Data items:
────────

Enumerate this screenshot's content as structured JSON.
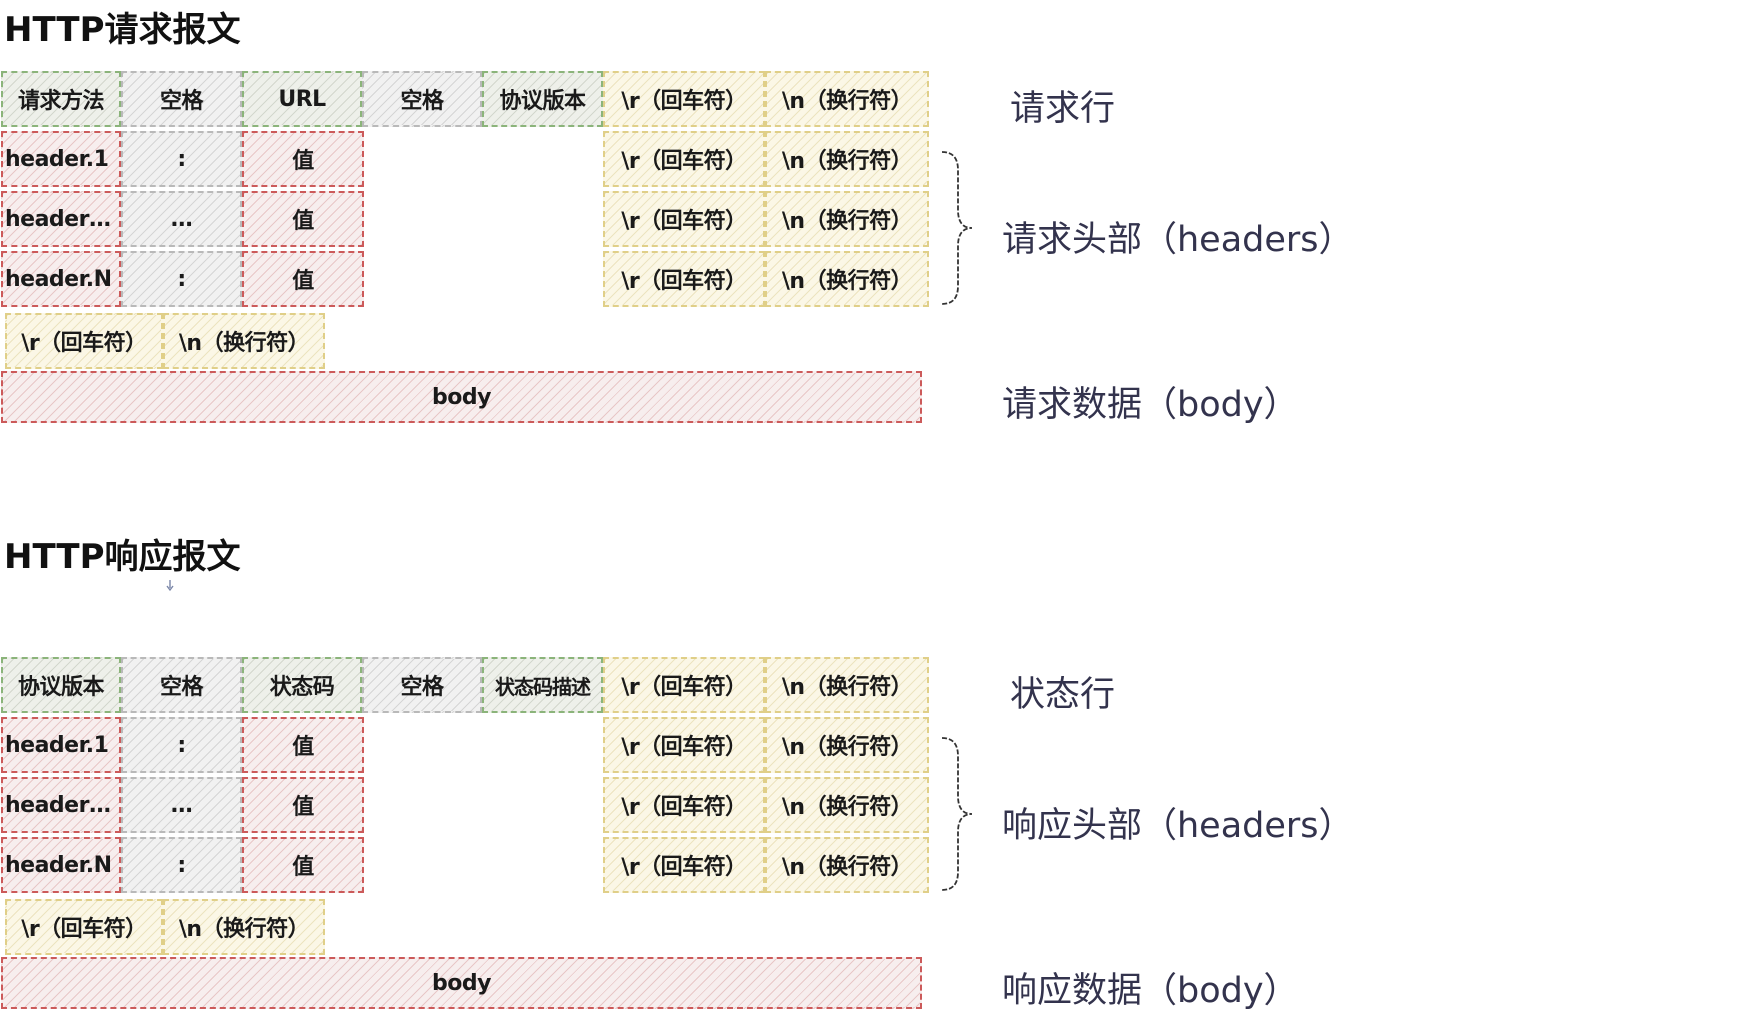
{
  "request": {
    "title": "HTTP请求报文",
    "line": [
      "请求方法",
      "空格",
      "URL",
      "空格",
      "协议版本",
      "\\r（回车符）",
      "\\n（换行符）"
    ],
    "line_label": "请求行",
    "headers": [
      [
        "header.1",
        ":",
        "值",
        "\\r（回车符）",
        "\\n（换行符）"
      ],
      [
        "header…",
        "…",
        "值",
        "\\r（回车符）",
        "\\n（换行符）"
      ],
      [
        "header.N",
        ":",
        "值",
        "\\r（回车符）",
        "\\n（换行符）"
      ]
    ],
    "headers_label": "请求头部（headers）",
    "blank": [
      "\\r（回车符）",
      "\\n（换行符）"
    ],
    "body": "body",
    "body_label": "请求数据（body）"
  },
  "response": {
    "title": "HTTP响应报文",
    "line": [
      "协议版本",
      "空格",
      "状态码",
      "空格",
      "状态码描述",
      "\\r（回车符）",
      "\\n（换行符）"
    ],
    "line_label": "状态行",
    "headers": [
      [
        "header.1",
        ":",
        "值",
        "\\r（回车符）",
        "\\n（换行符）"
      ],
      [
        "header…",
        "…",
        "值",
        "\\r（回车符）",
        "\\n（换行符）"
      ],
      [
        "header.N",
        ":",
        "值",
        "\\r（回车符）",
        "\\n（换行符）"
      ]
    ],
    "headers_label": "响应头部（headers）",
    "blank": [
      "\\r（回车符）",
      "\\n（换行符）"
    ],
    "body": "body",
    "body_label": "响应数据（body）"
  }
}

────────

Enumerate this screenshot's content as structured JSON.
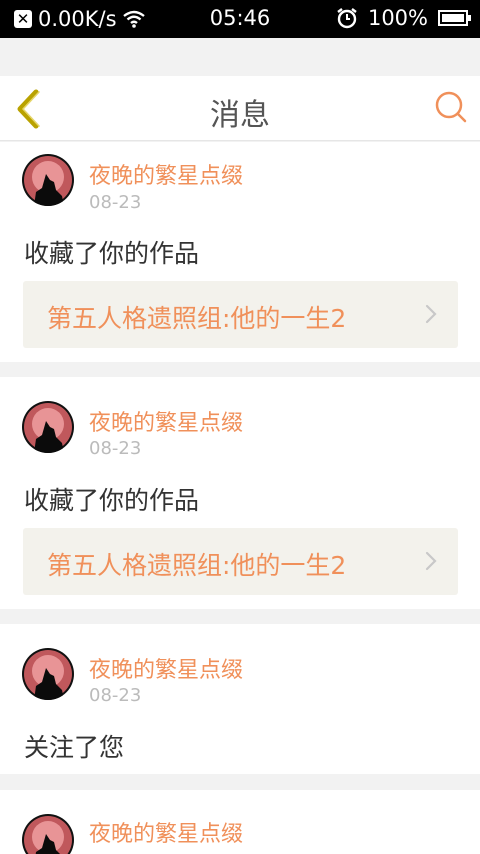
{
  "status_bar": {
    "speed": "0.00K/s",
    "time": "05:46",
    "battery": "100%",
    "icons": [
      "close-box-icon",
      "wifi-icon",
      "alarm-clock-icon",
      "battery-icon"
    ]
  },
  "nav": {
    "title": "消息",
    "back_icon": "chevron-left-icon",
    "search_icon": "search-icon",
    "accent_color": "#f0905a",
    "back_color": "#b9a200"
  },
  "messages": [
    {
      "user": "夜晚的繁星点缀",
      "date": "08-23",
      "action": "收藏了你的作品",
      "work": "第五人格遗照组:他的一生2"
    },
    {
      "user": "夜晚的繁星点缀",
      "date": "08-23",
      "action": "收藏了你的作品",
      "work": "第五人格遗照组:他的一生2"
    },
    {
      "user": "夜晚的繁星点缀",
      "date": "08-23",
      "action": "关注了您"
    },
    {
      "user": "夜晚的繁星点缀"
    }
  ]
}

────────

Using the records above, gather all lines where the string "headers" is present.

### WRITTEN REPLY:
    "headers": [
    "headers_label": "请求头部（headers）",
    "headers": [
    "headers_label": "响应头部（headers）",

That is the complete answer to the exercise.